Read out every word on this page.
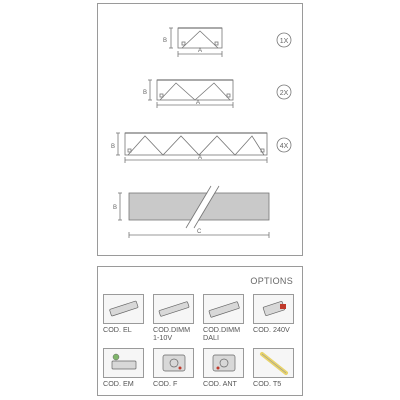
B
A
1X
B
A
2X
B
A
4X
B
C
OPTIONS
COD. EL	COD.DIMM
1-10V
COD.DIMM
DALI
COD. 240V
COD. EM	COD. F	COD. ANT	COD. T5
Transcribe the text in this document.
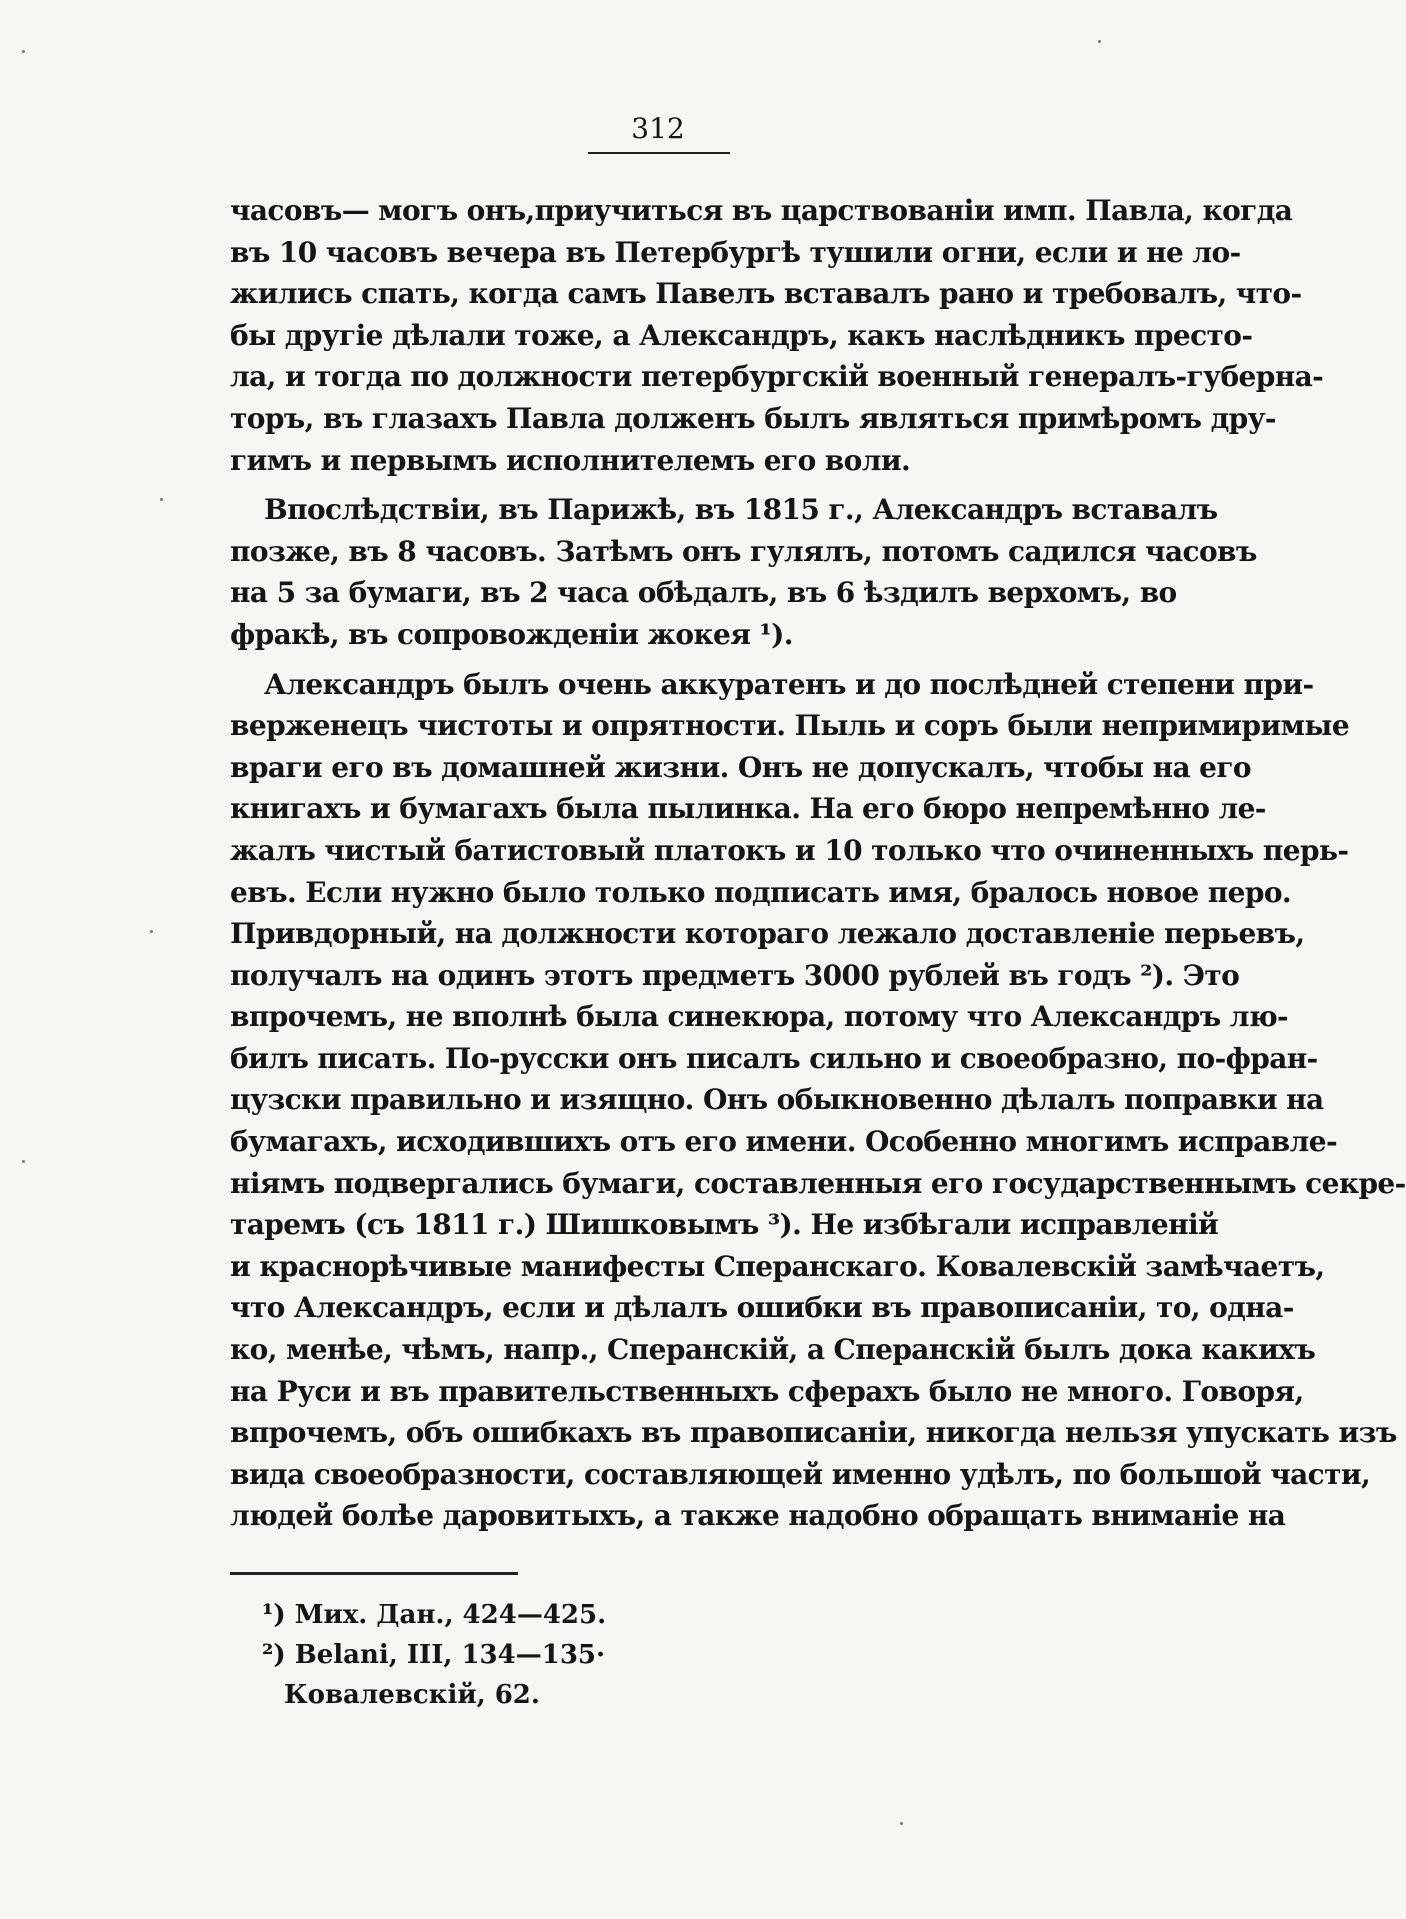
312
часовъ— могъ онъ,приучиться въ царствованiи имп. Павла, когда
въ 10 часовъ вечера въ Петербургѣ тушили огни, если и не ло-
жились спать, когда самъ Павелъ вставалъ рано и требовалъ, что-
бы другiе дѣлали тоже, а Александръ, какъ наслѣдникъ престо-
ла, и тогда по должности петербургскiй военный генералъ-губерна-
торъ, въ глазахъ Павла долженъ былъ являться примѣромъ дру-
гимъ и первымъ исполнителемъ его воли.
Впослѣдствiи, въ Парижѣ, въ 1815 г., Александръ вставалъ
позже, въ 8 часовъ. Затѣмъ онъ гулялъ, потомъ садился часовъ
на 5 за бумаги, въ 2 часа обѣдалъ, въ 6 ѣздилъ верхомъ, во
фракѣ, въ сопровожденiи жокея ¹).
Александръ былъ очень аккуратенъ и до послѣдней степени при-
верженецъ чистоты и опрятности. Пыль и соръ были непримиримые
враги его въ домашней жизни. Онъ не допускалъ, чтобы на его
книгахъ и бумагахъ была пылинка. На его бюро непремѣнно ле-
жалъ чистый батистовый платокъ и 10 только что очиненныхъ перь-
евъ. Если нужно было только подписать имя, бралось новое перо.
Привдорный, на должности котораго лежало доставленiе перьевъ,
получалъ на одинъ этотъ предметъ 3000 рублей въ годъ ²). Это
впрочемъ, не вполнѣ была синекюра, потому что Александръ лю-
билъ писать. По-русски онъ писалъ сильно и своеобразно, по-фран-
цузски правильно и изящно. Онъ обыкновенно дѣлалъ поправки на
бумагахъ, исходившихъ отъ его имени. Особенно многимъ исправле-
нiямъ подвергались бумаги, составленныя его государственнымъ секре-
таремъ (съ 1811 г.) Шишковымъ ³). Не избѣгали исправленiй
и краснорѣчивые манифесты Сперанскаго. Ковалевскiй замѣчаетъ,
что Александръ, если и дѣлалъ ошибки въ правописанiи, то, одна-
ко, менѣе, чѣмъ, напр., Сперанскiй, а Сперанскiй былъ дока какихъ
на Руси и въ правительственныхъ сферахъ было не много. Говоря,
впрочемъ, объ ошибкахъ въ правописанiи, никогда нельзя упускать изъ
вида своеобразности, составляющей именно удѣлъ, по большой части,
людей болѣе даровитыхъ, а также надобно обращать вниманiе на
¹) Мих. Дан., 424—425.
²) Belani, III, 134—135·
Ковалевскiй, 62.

--

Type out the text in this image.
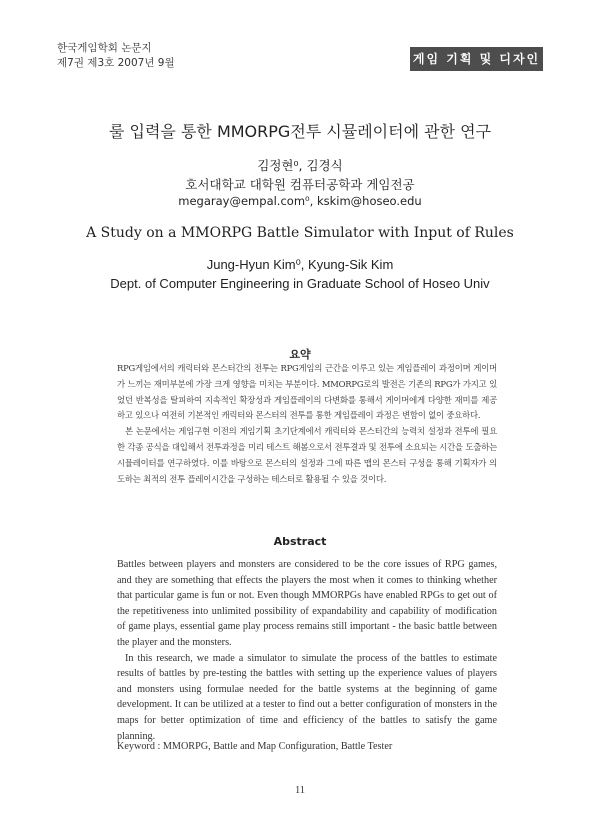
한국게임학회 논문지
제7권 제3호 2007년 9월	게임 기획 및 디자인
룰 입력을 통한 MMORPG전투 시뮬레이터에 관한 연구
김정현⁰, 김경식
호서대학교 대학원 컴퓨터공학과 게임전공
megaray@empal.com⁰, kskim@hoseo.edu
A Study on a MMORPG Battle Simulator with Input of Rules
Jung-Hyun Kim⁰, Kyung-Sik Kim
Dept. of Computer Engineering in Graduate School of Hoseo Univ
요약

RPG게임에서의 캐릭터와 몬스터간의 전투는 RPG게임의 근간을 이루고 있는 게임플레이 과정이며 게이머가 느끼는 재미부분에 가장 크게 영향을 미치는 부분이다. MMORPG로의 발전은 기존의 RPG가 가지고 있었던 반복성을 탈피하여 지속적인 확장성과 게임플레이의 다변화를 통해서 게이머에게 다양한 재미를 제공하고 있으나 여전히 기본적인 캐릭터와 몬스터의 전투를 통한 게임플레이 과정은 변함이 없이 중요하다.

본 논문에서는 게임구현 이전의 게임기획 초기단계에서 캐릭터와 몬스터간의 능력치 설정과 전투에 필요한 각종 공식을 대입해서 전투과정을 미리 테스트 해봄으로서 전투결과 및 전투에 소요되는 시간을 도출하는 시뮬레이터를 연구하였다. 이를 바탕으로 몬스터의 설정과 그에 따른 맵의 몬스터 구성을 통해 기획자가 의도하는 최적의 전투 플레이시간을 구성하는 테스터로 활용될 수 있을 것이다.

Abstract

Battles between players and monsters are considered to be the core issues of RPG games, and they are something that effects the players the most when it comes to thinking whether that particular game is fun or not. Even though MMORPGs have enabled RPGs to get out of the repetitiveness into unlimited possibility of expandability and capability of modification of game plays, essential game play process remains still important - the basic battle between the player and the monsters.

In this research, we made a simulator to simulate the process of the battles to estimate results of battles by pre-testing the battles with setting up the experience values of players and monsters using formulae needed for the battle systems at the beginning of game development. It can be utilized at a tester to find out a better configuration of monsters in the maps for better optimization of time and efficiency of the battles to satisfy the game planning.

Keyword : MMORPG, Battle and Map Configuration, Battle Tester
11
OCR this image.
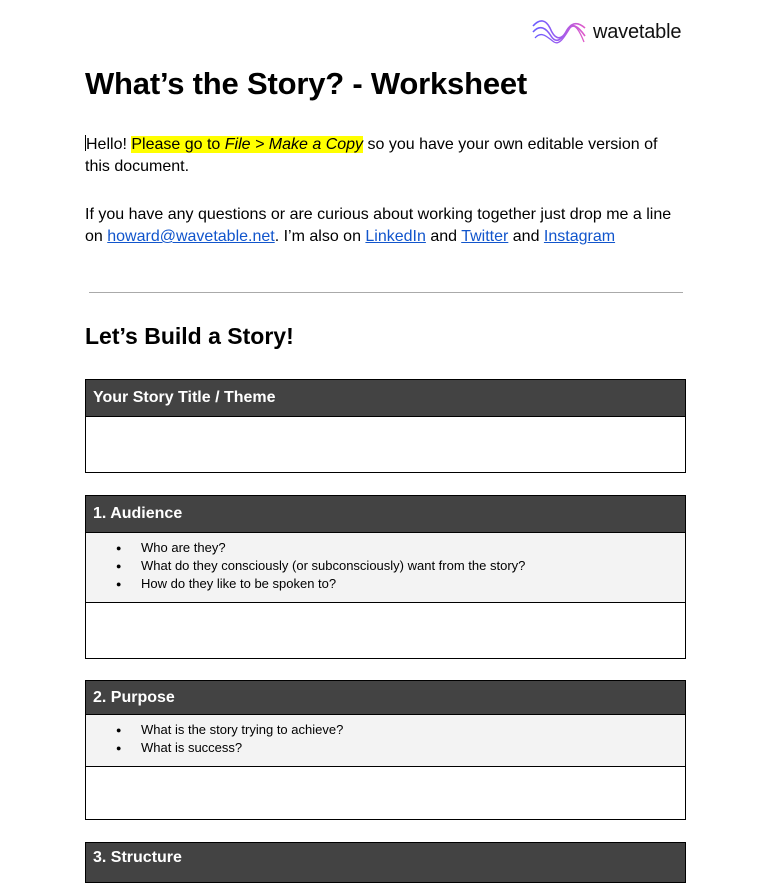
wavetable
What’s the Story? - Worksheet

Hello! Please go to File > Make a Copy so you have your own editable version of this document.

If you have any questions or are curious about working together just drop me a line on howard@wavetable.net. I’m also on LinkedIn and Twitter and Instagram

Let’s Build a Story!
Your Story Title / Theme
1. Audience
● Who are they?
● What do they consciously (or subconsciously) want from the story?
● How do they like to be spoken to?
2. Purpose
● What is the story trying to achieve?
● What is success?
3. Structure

==

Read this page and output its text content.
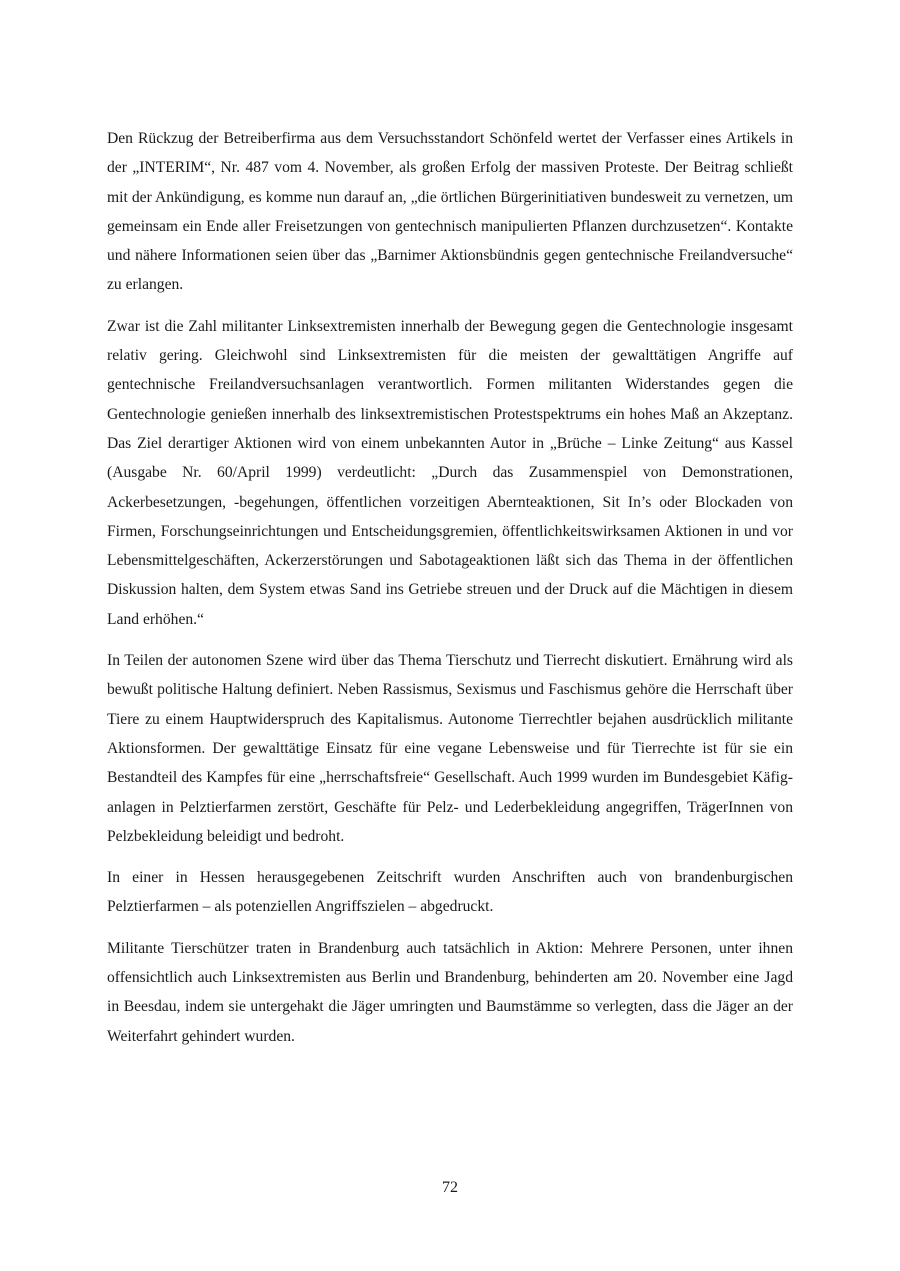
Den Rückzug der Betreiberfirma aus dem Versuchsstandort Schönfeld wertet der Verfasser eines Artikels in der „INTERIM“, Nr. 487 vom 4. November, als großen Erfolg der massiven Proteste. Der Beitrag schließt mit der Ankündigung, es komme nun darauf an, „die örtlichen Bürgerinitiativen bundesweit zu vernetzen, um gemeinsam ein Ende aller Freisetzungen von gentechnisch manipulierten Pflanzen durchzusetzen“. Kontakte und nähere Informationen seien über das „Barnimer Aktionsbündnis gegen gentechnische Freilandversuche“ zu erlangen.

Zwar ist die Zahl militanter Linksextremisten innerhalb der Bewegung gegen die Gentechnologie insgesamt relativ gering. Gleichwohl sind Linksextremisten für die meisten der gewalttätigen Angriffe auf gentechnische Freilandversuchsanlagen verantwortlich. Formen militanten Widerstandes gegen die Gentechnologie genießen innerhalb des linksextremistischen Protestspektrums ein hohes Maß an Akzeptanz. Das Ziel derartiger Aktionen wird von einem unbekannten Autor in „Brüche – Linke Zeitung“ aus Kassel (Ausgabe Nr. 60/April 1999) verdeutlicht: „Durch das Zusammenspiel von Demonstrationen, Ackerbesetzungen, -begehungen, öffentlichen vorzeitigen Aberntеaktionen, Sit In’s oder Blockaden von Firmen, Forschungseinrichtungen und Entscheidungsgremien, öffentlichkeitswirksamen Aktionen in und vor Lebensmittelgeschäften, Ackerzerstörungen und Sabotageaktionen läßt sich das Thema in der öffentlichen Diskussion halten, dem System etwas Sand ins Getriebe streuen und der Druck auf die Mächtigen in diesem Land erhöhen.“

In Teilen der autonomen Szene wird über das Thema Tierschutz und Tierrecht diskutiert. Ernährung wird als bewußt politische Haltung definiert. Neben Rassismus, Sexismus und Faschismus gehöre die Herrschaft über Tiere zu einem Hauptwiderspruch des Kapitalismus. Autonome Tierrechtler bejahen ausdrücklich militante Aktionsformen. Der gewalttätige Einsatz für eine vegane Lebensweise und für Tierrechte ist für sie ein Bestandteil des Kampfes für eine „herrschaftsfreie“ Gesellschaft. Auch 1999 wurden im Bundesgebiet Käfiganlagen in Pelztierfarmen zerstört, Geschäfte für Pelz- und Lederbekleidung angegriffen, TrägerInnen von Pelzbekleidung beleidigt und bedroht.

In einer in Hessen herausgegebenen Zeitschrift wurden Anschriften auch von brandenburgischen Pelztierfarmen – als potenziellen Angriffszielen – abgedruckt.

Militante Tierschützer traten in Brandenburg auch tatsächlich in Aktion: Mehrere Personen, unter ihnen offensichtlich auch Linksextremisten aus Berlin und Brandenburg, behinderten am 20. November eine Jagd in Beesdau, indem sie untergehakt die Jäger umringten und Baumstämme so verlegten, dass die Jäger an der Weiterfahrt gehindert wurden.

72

### Aim:
Pick out all the lines with the word "Read" in them and copy them.

### Result:
Read out every word on this page.
Read this page and output its text content.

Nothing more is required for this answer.